— start Stored data —

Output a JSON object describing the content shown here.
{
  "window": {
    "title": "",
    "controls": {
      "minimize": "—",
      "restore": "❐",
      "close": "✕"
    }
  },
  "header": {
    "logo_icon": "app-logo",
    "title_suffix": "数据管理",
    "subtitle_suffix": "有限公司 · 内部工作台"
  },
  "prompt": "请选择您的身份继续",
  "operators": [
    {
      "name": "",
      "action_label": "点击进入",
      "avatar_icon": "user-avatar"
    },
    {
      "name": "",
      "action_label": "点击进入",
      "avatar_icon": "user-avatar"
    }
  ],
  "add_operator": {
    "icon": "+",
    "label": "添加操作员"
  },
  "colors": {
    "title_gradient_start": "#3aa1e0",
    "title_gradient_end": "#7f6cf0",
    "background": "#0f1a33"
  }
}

— end Stored data —

## Job
Please output the entire listing exactly as it stands.

## Written answer
Output a JSON object describing the content shown here.
{
  "window": {
    "title": "",
    "controls": {
      "minimize": "—",
      "restore": "❐",
      "close": "✕"
    }
  },
  "header": {
    "logo_icon": "app-logo",
    "title_suffix": "数据管理",
    "subtitle_suffix": "有限公司 · 内部工作台"
  },
  "prompt": "请选择您的身份继续",
  "operators": [
    {
      "name": "",
      "action_label": "点击进入",
      "avatar_icon": "user-avatar"
    },
    {
      "name": "",
      "action_label": "点击进入",
      "avatar_icon": "user-avatar"
    }
  ],
  "add_operator": {
    "icon": "+",
    "label": "添加操作员"
  },
  "colors": {
    "title_gradient_start": "#3aa1e0",
    "title_gradient_end": "#7f6cf0",
    "background": "#0f1a33"
  }
}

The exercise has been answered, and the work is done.